● **Written instruction**
Look through the records below, and copy out every line that holds the string "bold".
%%
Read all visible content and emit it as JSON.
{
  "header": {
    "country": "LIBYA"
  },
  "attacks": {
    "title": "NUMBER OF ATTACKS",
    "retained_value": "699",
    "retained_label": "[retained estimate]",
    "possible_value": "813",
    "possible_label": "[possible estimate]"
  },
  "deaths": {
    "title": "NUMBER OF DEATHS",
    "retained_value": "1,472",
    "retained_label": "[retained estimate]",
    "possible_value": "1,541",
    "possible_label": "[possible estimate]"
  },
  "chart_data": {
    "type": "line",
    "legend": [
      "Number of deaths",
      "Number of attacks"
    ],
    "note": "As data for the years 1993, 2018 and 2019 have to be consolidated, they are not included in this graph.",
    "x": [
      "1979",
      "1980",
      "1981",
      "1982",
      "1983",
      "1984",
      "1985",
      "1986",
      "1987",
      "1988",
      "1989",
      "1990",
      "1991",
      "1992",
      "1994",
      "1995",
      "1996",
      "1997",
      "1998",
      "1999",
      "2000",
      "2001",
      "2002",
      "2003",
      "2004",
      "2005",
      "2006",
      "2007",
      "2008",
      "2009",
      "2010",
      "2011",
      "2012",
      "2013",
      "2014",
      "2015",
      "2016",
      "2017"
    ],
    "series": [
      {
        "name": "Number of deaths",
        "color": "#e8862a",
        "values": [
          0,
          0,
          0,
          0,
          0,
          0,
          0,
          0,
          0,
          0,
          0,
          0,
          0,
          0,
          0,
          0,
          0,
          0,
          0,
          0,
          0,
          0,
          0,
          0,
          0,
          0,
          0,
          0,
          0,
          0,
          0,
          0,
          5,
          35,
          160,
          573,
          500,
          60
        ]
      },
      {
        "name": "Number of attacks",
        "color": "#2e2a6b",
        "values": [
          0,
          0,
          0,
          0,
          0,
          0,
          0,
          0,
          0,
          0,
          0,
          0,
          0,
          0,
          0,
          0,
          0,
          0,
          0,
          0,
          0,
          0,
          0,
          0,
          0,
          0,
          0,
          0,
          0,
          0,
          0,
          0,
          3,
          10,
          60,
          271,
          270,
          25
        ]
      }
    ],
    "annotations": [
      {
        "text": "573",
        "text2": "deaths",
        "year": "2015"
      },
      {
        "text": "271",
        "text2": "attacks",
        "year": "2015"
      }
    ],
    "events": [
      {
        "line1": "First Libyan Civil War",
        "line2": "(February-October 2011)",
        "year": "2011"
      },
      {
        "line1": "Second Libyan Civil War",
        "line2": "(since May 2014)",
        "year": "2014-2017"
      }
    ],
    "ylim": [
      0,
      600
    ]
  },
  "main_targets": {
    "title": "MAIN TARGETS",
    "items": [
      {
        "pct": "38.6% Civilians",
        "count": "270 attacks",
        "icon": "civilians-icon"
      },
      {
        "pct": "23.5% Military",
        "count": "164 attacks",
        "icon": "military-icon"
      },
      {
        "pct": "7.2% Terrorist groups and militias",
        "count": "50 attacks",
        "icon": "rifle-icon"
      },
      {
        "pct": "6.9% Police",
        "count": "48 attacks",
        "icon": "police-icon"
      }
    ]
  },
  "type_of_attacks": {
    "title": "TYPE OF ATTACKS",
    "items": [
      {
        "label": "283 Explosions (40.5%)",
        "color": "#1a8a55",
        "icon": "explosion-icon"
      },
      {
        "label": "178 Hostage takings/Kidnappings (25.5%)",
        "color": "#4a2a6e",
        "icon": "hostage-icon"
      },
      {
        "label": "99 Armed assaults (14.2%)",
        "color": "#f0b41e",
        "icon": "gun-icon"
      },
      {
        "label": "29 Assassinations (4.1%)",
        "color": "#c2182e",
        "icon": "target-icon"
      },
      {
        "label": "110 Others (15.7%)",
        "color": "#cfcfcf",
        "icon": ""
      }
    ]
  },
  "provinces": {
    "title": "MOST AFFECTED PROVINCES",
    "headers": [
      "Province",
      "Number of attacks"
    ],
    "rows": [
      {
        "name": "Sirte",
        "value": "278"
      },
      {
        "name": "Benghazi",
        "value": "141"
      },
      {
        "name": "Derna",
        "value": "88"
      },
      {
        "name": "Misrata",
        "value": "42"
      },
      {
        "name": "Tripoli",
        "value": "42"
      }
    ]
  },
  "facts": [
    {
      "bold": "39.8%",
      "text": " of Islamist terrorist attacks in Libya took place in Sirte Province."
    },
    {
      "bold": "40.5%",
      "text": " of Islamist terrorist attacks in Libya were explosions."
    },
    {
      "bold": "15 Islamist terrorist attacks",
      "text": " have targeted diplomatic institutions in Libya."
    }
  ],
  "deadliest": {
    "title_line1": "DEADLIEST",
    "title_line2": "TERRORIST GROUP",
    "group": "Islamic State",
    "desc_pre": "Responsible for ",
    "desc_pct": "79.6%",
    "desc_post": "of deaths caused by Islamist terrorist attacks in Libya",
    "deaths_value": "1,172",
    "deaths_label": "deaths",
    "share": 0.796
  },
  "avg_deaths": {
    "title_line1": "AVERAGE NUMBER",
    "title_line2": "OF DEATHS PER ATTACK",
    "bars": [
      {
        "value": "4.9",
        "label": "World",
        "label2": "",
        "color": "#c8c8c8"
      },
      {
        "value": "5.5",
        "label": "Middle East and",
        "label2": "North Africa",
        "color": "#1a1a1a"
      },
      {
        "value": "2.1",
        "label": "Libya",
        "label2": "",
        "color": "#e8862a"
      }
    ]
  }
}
%%
● **Result**
      "bold": "39.8%",
      "bold": "40.5%",
      "bold": "15 Islamist terrorist attacks",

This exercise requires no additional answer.